(Figure content listings)
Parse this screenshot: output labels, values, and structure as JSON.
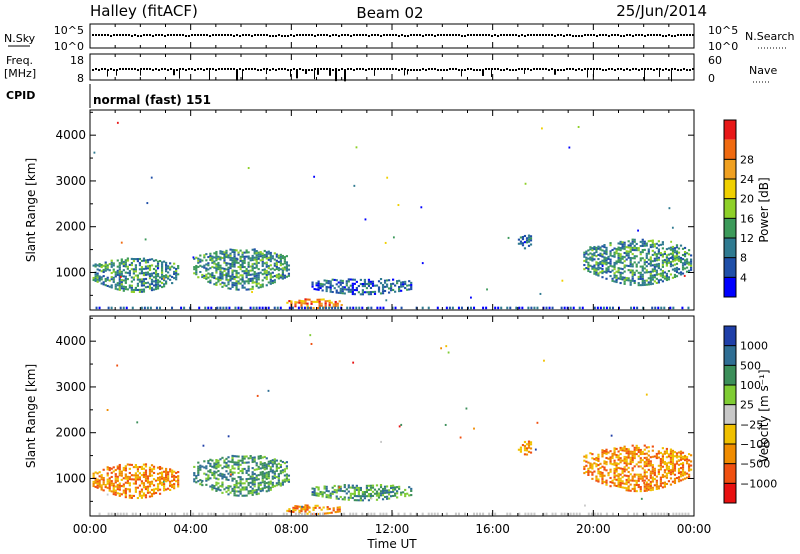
{
  "header": {
    "station": "Halley (fitACF)",
    "beam": "Beam 02",
    "date": "25/Jun/2014"
  },
  "panels": {
    "nsky": {
      "left_label": "N.Sky",
      "left_ticks": [
        "10^5",
        "10^0"
      ],
      "right_ticks": [
        "10^5",
        "10^0"
      ],
      "right_label": "N.Search"
    },
    "freq": {
      "left_label_1": "Freq.",
      "left_label_2": "[MHz]",
      "left_ticks": [
        "18",
        "8"
      ],
      "right_ticks": [
        "60",
        "0"
      ],
      "right_label": "Nave"
    },
    "cpid": {
      "label": "CPID",
      "value": "normal (fast) 151"
    }
  },
  "chart_data": [
    {
      "type": "heatmap",
      "quantity": "power",
      "ylabel": "Slant Range [km]",
      "xlabel": "",
      "xlim": [
        "00:00",
        "24:00"
      ],
      "ylim": [
        180,
        4550
      ],
      "x_ticks": [
        "00:00",
        "04:00",
        "08:00",
        "12:00",
        "16:00",
        "20:00",
        "00:00"
      ],
      "y_ticks": [
        1000,
        2000,
        3000,
        4000
      ],
      "colorbar": {
        "label": "Power [dB]",
        "ticks": [
          4,
          8,
          12,
          16,
          20,
          24,
          28
        ],
        "colors": [
          "#0000ff",
          "#1f4fa8",
          "#2f7a90",
          "#3c9a5a",
          "#8ed028",
          "#f0d000",
          "#f0a020",
          "#f06a10",
          "#e81818"
        ]
      },
      "echo_regions": [
        {
          "t_start": 0.1,
          "t_end": 3.5,
          "r_min": 550,
          "r_max": 1300,
          "level": "mid"
        },
        {
          "t_start": 4.1,
          "t_end": 7.9,
          "r_min": 600,
          "r_max": 1500,
          "level": "mid"
        },
        {
          "t_start": 8.8,
          "t_end": 12.8,
          "r_min": 500,
          "r_max": 850,
          "level": "low"
        },
        {
          "t_start": 7.8,
          "t_end": 10.0,
          "r_min": 200,
          "r_max": 400,
          "level": "high"
        },
        {
          "t_start": 19.6,
          "t_end": 23.9,
          "r_min": 700,
          "r_max": 1700,
          "level": "mid"
        },
        {
          "t_start": 17.0,
          "t_end": 17.6,
          "r_min": 1500,
          "r_max": 1800,
          "level": "low"
        }
      ]
    },
    {
      "type": "heatmap",
      "quantity": "velocity",
      "ylabel": "Slant Range [km]",
      "xlabel": "Time UT",
      "xlim": [
        "00:00",
        "24:00"
      ],
      "ylim": [
        180,
        4550
      ],
      "x_ticks": [
        "00:00",
        "04:00",
        "08:00",
        "12:00",
        "16:00",
        "20:00",
        "00:00"
      ],
      "y_ticks": [
        1000,
        2000,
        3000,
        4000
      ],
      "colorbar": {
        "label": "Velocity [m s⁻¹]",
        "ticks": [
          1000,
          500,
          100,
          25,
          -25,
          -100,
          -500,
          -1000
        ],
        "colors": [
          "#1f3fa8",
          "#2f6e94",
          "#3c8f5a",
          "#7fcc34",
          "#c8c8c8",
          "#f0c000",
          "#f08c00",
          "#f05010",
          "#e81010"
        ]
      },
      "echo_regions": [
        {
          "t_start": 0.1,
          "t_end": 3.5,
          "r_min": 550,
          "r_max": 1300,
          "sign": "negative"
        },
        {
          "t_start": 4.1,
          "t_end": 7.9,
          "r_min": 600,
          "r_max": 1500,
          "sign": "positive"
        },
        {
          "t_start": 8.8,
          "t_end": 12.8,
          "r_min": 500,
          "r_max": 850,
          "sign": "positive"
        },
        {
          "t_start": 7.8,
          "t_end": 10.0,
          "r_min": 200,
          "r_max": 400,
          "sign": "negative"
        },
        {
          "t_start": 19.6,
          "t_end": 23.9,
          "r_min": 700,
          "r_max": 1700,
          "sign": "negative"
        },
        {
          "t_start": 17.0,
          "t_end": 17.6,
          "r_min": 1500,
          "r_max": 1800,
          "sign": "negative"
        }
      ]
    }
  ]
}
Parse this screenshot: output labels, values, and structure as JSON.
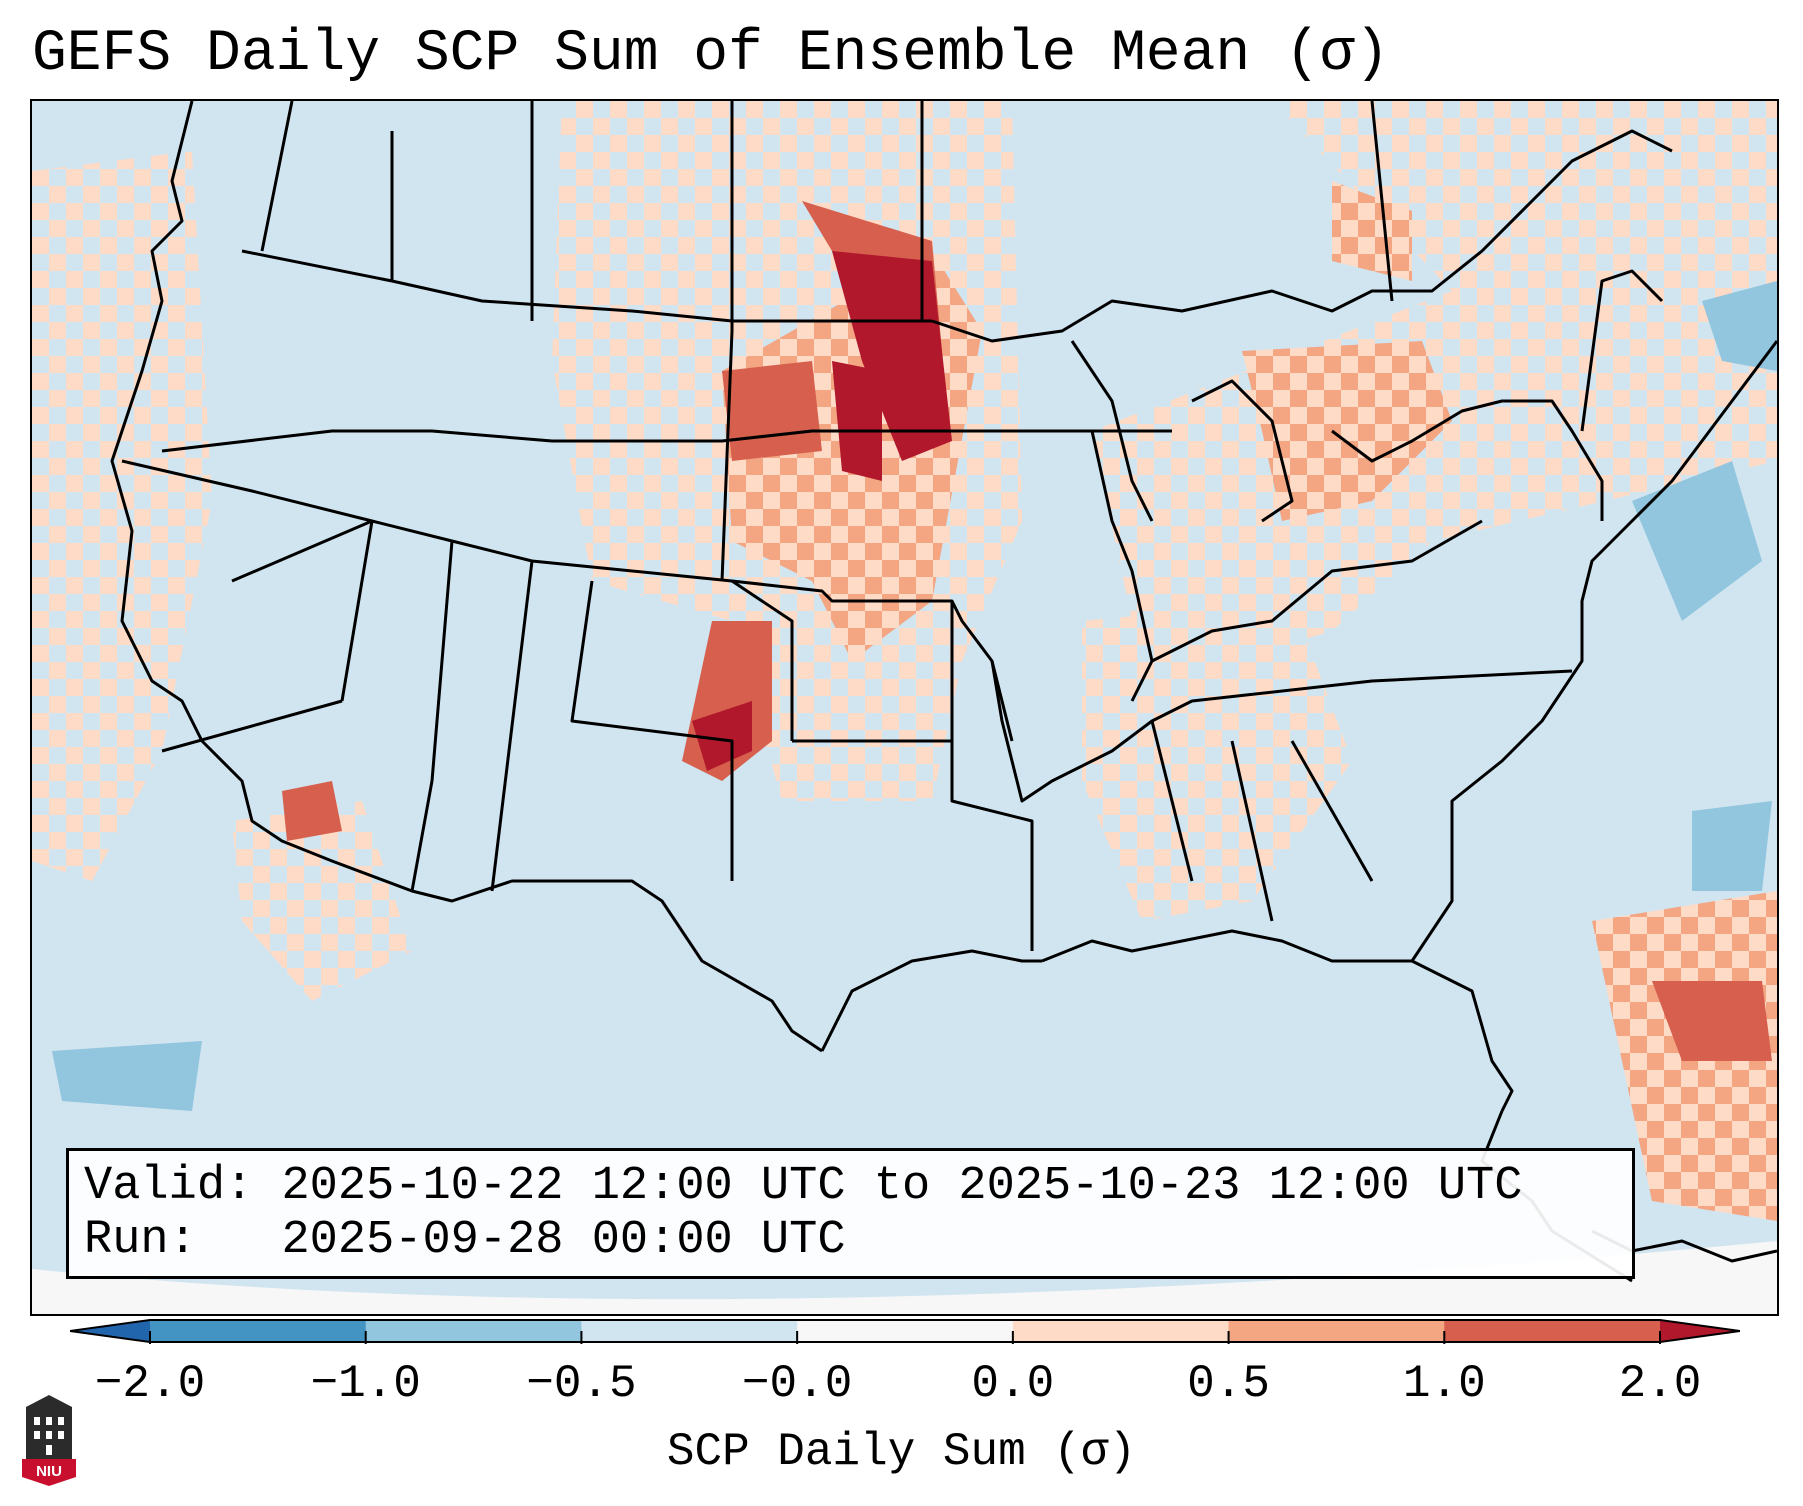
{
  "title": "GEFS Daily SCP Sum of Ensemble Mean (σ)",
  "info": {
    "valid_label": "Valid:",
    "valid_value": "2025-10-22 12:00 UTC to 2025-10-23 12:00 UTC",
    "run_label": "Run:",
    "run_value": "2025-09-28 00:00 UTC"
  },
  "colorbar": {
    "label": "SCP Daily Sum (σ)",
    "ticks": [
      "−2.0",
      "−1.0",
      "−0.5",
      "−0.0",
      "0.0",
      "0.5",
      "1.0",
      "2.0"
    ],
    "colors": [
      "#4393c3",
      "#92c5de",
      "#d1e5f0",
      "#f7f7f7",
      "#fddbc7",
      "#f4a582",
      "#d6604d"
    ],
    "under_color": "#2166ac",
    "over_color": "#b2182b"
  },
  "map": {
    "background_color": "#d1e5f0",
    "ocean_edge_color": "#f7f7f7",
    "border_color": "#000000"
  },
  "logo": {
    "text": "NIU",
    "color": "#c8102e"
  }
}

*Instructions to follow*. Transcribe the records verbatim and omit the images.

*In response*.
Parse this screenshot: output labels, values, and structure as JSON.
{
  "header": {
    "station": "Halley (fitACF)",
    "beam": "Beam 02",
    "date": "25/Jun/2014"
  },
  "panels": {
    "nsky": {
      "left_label": "N.Sky",
      "left_ticks": [
        "10^5",
        "10^0"
      ],
      "right_ticks": [
        "10^5",
        "10^0"
      ],
      "right_label": "N.Search"
    },
    "freq": {
      "left_label_1": "Freq.",
      "left_label_2": "[MHz]",
      "left_ticks": [
        "18",
        "8"
      ],
      "right_ticks": [
        "60",
        "0"
      ],
      "right_label": "Nave"
    },
    "cpid": {
      "label": "CPID",
      "value": "normal (fast) 151"
    }
  },
  "chart_data": [
    {
      "type": "heatmap",
      "quantity": "power",
      "ylabel": "Slant Range [km]",
      "xlabel": "",
      "xlim": [
        "00:00",
        "24:00"
      ],
      "ylim": [
        180,
        4550
      ],
      "x_ticks": [
        "00:00",
        "04:00",
        "08:00",
        "12:00",
        "16:00",
        "20:00",
        "00:00"
      ],
      "y_ticks": [
        1000,
        2000,
        3000,
        4000
      ],
      "colorbar": {
        "label": "Power [dB]",
        "ticks": [
          4,
          8,
          12,
          16,
          20,
          24,
          28
        ],
        "colors": [
          "#0000ff",
          "#1f4fa8",
          "#2f7a90",
          "#3c9a5a",
          "#8ed028",
          "#f0d000",
          "#f0a020",
          "#f06a10",
          "#e81818"
        ]
      },
      "echo_regions": [
        {
          "t_start": 0.1,
          "t_end": 3.5,
          "r_min": 550,
          "r_max": 1300,
          "level": "mid"
        },
        {
          "t_start": 4.1,
          "t_end": 7.9,
          "r_min": 600,
          "r_max": 1500,
          "level": "mid"
        },
        {
          "t_start": 8.8,
          "t_end": 12.8,
          "r_min": 500,
          "r_max": 850,
          "level": "low"
        },
        {
          "t_start": 7.8,
          "t_end": 10.0,
          "r_min": 200,
          "r_max": 400,
          "level": "high"
        },
        {
          "t_start": 19.6,
          "t_end": 23.9,
          "r_min": 700,
          "r_max": 1700,
          "level": "mid"
        },
        {
          "t_start": 17.0,
          "t_end": 17.6,
          "r_min": 1500,
          "r_max": 1800,
          "level": "low"
        }
      ]
    },
    {
      "type": "heatmap",
      "quantity": "velocity",
      "ylabel": "Slant Range [km]",
      "xlabel": "Time UT",
      "xlim": [
        "00:00",
        "24:00"
      ],
      "ylim": [
        180,
        4550
      ],
      "x_ticks": [
        "00:00",
        "04:00",
        "08:00",
        "12:00",
        "16:00",
        "20:00",
        "00:00"
      ],
      "y_ticks": [
        1000,
        2000,
        3000,
        4000
      ],
      "colorbar": {
        "label": "Velocity [m s⁻¹]",
        "ticks": [
          1000,
          500,
          100,
          25,
          -25,
          -100,
          -500,
          -1000
        ],
        "colors": [
          "#1f3fa8",
          "#2f6e94",
          "#3c8f5a",
          "#7fcc34",
          "#c8c8c8",
          "#f0c000",
          "#f08c00",
          "#f05010",
          "#e81010"
        ]
      },
      "echo_regions": [
        {
          "t_start": 0.1,
          "t_end": 3.5,
          "r_min": 550,
          "r_max": 1300,
          "sign": "negative"
        },
        {
          "t_start": 4.1,
          "t_end": 7.9,
          "r_min": 600,
          "r_max": 1500,
          "sign": "positive"
        },
        {
          "t_start": 8.8,
          "t_end": 12.8,
          "r_min": 500,
          "r_max": 850,
          "sign": "positive"
        },
        {
          "t_start": 7.8,
          "t_end": 10.0,
          "r_min": 200,
          "r_max": 400,
          "sign": "negative"
        },
        {
          "t_start": 19.6,
          "t_end": 23.9,
          "r_min": 700,
          "r_max": 1700,
          "sign": "negative"
        },
        {
          "t_start": 17.0,
          "t_end": 17.6,
          "r_min": 1500,
          "r_max": 1800,
          "sign": "negative"
        }
      ]
    }
  ]
}
Parse this screenshot: output labels, values, and structure as JSON.
{
  "title": "GEFS Daily SCP Sum of Ensemble Mean (σ)",
  "info": {
    "valid_label": "Valid:",
    "valid_value": "2025-10-22 12:00 UTC to 2025-10-23 12:00 UTC",
    "run_label": "Run:",
    "run_value": "2025-09-28 00:00 UTC"
  },
  "colorbar": {
    "label": "SCP Daily Sum (σ)",
    "ticks": [
      "−2.0",
      "−1.0",
      "−0.5",
      "−0.0",
      "0.0",
      "0.5",
      "1.0",
      "2.0"
    ],
    "colors": [
      "#4393c3",
      "#92c5de",
      "#d1e5f0",
      "#f7f7f7",
      "#fddbc7",
      "#f4a582",
      "#d6604d"
    ],
    "under_color": "#2166ac",
    "over_color": "#b2182b"
  },
  "map": {
    "background_color": "#d1e5f0",
    "ocean_edge_color": "#f7f7f7",
    "border_color": "#000000"
  },
  "logo": {
    "text": "NIU",
    "color": "#c8102e"
  }
}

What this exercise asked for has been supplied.